OBJECTIVE: Pick out every line with the word "oppføring" and copy it.

Data records:
.....
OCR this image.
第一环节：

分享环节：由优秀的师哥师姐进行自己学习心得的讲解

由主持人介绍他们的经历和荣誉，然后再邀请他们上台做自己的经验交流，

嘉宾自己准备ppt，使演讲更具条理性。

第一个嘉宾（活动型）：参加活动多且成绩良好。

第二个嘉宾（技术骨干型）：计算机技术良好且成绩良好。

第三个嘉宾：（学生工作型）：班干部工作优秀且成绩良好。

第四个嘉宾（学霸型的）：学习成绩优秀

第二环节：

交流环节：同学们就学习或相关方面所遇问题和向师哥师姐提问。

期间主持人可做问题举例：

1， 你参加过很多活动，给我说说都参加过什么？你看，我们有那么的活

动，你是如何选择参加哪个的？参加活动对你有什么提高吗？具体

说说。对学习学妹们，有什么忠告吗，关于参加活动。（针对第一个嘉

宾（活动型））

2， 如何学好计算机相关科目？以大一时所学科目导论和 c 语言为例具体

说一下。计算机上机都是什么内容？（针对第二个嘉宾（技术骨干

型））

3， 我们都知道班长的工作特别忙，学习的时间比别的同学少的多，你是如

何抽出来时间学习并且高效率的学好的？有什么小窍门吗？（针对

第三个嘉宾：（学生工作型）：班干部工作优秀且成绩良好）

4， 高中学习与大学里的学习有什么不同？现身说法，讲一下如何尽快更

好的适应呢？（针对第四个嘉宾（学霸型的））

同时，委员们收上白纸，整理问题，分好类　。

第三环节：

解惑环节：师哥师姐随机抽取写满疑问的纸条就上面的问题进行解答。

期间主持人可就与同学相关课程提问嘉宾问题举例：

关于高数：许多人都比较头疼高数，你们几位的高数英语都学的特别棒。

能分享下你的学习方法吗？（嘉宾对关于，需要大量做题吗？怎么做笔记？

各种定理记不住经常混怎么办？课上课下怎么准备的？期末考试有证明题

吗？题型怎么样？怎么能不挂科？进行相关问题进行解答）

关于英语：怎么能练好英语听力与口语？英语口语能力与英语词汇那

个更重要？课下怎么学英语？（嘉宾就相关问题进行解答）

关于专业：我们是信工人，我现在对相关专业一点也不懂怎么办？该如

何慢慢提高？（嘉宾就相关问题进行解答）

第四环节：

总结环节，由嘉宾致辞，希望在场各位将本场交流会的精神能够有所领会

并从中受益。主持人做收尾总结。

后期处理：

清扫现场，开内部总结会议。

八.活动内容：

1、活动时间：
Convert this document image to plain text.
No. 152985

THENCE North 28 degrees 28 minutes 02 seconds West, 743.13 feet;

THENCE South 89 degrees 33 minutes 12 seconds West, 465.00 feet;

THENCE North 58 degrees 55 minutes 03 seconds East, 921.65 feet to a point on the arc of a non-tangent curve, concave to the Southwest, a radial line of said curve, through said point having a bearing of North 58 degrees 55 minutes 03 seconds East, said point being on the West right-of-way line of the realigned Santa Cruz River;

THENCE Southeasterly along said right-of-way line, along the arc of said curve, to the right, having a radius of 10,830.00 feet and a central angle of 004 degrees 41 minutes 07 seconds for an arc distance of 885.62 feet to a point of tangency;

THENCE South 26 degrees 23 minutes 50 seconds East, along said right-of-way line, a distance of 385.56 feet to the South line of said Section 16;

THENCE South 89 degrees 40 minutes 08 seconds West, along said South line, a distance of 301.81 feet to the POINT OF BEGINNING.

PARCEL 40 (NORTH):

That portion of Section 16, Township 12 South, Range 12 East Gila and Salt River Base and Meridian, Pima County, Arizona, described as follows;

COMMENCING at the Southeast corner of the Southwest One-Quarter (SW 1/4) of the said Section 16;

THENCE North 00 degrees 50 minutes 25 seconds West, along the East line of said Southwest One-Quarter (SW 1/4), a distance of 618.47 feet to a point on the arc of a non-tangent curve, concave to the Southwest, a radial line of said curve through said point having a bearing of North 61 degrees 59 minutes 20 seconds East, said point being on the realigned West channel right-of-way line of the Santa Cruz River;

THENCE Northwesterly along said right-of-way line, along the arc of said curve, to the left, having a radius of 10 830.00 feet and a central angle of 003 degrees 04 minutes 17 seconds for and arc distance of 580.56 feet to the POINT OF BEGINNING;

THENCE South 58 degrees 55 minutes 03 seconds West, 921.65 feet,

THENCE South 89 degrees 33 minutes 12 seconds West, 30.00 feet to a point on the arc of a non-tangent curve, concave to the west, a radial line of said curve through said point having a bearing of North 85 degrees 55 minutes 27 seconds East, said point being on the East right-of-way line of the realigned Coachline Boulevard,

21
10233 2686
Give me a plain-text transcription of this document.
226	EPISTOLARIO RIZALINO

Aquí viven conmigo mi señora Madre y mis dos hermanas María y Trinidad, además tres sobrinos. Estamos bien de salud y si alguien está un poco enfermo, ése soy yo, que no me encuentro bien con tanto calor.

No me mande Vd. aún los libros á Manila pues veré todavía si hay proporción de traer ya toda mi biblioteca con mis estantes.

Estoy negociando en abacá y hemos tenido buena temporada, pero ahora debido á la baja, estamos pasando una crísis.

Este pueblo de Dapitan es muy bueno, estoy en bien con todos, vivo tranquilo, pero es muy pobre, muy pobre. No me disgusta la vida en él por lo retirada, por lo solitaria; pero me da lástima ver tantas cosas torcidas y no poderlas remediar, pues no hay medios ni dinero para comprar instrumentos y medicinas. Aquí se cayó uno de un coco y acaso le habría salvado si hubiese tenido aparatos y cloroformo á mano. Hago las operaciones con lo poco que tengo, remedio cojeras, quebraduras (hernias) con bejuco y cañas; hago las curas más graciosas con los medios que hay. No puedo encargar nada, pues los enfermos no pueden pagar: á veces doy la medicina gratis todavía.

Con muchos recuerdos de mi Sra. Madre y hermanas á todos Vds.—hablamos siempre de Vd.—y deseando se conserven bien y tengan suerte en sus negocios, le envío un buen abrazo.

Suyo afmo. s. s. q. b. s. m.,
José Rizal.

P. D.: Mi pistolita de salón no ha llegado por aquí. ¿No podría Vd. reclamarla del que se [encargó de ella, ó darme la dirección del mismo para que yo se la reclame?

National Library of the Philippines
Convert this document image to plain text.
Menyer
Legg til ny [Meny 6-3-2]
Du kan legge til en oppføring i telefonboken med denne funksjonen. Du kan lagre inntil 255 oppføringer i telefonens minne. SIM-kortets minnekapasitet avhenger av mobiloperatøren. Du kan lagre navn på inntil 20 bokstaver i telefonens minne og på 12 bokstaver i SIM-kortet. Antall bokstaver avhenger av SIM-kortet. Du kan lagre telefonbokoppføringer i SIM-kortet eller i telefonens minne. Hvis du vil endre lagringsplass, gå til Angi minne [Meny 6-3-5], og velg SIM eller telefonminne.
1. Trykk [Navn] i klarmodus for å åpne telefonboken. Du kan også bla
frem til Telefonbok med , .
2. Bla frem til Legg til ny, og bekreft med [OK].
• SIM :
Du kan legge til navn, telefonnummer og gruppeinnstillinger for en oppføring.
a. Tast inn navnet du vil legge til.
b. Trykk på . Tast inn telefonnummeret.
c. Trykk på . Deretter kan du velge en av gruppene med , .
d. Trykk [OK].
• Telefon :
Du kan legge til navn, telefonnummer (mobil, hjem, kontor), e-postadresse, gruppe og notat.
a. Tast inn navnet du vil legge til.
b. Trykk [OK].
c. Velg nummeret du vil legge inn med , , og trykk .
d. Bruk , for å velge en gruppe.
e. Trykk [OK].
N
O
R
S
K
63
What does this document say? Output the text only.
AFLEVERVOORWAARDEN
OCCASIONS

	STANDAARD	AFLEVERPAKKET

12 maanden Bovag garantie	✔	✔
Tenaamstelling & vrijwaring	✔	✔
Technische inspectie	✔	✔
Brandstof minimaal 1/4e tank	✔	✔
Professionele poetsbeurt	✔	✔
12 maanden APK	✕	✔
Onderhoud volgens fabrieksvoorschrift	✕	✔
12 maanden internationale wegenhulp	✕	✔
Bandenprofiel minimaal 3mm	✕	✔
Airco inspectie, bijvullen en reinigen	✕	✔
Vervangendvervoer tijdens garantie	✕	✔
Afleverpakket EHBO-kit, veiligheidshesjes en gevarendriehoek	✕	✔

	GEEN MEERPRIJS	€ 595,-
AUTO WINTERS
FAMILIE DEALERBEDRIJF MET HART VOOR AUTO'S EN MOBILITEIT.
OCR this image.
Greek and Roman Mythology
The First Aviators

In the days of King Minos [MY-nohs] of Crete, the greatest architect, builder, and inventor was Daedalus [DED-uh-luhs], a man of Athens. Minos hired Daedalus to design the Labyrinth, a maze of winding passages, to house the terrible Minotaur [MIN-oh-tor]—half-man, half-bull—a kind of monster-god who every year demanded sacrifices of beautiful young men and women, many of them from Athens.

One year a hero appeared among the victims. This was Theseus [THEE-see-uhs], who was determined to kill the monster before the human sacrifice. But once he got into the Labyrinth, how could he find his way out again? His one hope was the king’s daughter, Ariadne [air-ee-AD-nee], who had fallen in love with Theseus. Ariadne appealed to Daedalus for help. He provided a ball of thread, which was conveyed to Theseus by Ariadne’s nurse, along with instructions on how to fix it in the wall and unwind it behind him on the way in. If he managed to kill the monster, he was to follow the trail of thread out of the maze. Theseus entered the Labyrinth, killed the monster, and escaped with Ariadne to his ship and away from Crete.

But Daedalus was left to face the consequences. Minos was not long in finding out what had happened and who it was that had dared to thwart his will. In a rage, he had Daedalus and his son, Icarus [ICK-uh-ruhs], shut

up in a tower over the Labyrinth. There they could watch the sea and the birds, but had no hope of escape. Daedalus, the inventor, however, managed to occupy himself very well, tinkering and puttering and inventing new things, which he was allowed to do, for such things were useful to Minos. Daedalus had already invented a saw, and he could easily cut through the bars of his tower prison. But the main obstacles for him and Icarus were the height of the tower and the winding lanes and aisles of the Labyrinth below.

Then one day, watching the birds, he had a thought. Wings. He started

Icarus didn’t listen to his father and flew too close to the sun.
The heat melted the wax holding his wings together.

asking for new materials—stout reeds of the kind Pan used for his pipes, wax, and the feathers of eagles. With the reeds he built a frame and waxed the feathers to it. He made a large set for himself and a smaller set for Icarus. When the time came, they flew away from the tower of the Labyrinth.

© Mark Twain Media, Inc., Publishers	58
.....
TASK RESULT:
Du kan legge til en oppføring i telefonboken med denne funksjonen. Du kan lagre inntil 255 oppføringer i telefonens minne. SIM-kortets minnekapasitet avhenger av mobiloperatøren. Du kan lagre navn på inntil 20 bokstaver i telefonens minne og på 12 bokstaver i SIM-kortet. Antall bokstaver avhenger av SIM-kortet. Du kan lagre telefonbokoppføringer i SIM-kortet eller i telefonens minne. Hvis du vil endre lagringsplass, gå til Angi minne [Meny 6-3-5], og velg SIM eller telefonminne.
Du kan legge til navn, telefonnummer og gruppeinnstillinger for en oppføring.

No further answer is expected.